** Extract provided **

....................

One of the greatest joys of wine is its near-infinite variety. So many grapes, so many wine regions, so many vintages ... so many different tasting experiences to try. A wine lover can literally open a bottle of something different every night of the year without running out of choices.

And yet, like most of us, I sometimes get into a "wine rut," returning day after day to wines made from favorite varieties or regions. Another Cabernet Sauvignon tonight? Oh, boy! (Yawn.)

So from time to time I make a conscious effort to break out of the rut by choosing a wine that's distinctly different. Try a wine from an unfamiliar producer, open a bottle from a less-traveled region, or maybe best of all, from the standpoint of your personal wine education, get to know an offbeat grape variety.

....................

** Entries **

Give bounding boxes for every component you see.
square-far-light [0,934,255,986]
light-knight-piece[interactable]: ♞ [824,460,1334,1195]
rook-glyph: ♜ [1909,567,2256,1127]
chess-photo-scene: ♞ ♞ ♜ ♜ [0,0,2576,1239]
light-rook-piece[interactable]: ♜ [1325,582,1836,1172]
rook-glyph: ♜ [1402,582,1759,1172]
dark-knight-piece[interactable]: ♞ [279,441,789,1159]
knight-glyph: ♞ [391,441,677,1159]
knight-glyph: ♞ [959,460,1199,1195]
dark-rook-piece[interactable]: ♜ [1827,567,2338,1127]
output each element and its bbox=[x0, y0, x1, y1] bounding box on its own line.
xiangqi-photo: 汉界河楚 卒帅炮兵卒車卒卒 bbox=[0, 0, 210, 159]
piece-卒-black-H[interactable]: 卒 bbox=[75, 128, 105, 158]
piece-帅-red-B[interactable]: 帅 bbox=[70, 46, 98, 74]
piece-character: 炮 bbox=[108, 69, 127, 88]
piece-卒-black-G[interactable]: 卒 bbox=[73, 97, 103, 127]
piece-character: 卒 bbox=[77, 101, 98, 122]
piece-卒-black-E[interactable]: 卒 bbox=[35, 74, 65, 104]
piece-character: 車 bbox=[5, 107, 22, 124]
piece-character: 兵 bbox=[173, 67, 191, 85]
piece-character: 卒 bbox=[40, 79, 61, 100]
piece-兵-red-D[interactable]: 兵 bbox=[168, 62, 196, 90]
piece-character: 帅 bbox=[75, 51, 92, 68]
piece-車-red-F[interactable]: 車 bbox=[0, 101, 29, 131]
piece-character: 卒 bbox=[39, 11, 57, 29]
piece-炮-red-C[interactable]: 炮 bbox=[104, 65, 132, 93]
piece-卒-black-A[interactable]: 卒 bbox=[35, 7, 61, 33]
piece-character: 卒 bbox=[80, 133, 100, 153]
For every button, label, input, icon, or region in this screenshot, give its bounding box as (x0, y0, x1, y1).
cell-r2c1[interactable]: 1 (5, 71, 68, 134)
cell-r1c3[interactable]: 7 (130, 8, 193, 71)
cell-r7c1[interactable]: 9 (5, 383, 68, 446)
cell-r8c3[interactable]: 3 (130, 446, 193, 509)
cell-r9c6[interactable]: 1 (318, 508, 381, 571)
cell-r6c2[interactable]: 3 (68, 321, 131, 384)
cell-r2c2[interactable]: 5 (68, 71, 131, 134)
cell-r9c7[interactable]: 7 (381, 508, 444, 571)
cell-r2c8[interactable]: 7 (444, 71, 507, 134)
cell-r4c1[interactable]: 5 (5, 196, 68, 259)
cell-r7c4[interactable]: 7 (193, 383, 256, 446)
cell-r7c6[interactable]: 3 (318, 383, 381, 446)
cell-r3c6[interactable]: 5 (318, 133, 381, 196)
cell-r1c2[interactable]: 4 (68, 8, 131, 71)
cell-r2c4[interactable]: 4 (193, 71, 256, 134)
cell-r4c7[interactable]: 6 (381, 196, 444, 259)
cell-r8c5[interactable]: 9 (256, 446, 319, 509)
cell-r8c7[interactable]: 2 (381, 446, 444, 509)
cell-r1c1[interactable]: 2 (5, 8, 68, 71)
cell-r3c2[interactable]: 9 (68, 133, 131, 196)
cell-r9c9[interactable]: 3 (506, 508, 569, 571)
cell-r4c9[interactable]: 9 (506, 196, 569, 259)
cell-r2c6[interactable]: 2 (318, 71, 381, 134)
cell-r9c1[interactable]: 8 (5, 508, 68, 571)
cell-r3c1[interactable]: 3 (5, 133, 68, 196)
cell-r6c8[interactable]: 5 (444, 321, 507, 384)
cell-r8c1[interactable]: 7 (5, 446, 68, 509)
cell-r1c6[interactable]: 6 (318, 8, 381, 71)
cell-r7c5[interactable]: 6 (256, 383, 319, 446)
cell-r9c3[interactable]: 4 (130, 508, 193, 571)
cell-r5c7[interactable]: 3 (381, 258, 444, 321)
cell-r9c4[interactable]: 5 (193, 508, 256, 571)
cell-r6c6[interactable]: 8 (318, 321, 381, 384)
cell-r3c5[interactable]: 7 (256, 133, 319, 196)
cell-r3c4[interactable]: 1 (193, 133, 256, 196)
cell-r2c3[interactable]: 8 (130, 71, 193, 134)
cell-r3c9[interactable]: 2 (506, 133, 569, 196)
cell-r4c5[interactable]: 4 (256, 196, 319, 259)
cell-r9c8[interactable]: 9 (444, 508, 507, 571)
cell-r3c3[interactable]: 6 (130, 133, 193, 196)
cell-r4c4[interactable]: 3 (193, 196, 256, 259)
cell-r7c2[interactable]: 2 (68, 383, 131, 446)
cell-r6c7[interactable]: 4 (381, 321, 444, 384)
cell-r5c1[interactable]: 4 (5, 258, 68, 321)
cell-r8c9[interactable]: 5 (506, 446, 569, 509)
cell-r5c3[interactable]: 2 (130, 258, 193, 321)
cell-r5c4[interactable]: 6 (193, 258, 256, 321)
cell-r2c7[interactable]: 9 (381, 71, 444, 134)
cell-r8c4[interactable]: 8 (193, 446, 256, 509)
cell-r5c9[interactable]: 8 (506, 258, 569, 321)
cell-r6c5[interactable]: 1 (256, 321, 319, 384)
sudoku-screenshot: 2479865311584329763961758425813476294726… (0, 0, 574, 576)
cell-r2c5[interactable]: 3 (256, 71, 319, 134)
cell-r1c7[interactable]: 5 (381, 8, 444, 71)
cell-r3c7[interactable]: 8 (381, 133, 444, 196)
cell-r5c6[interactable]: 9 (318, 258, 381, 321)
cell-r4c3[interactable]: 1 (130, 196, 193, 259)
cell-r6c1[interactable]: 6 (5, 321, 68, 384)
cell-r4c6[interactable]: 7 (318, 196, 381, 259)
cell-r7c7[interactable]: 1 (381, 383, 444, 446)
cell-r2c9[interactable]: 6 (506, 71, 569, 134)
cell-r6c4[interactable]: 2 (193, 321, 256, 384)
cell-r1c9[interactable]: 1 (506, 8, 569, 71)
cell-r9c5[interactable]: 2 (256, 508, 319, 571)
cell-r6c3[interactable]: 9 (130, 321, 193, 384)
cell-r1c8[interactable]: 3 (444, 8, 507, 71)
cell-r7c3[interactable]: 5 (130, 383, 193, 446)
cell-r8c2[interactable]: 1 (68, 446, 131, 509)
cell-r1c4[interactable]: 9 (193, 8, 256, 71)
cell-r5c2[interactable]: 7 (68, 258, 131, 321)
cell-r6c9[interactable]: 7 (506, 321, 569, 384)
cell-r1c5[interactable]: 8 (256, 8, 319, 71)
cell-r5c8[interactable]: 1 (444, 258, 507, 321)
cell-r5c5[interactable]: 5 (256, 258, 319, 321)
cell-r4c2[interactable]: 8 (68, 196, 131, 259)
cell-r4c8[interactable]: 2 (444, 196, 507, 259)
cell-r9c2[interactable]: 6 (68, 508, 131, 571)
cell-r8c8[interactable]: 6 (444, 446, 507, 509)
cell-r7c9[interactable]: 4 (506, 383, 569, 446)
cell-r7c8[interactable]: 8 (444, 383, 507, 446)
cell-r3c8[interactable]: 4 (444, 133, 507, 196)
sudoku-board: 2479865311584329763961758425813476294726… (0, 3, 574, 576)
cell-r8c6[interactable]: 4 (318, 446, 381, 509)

....................

** What you need to do **
1. In the wine passage, which grape variety does the writer name as an example of the wine they keep returning to when stuck in a "wine rut"?
2. Write out everything in the wine passage from "And yet, like" down to "Oh, boy! (Yawn.)", switching "Cabernet Sauvignon" to "Merlot".
The material has nothing to do with the wine passage.

** Correct answers **
1. Cabernet Sauvignon.

2.
And yet, like most of us, I sometimes get into a "wine rut," returning day after day to wines made from favorite varieties or regions. Another Merlot tonight? Oh, boy! (Yawn.)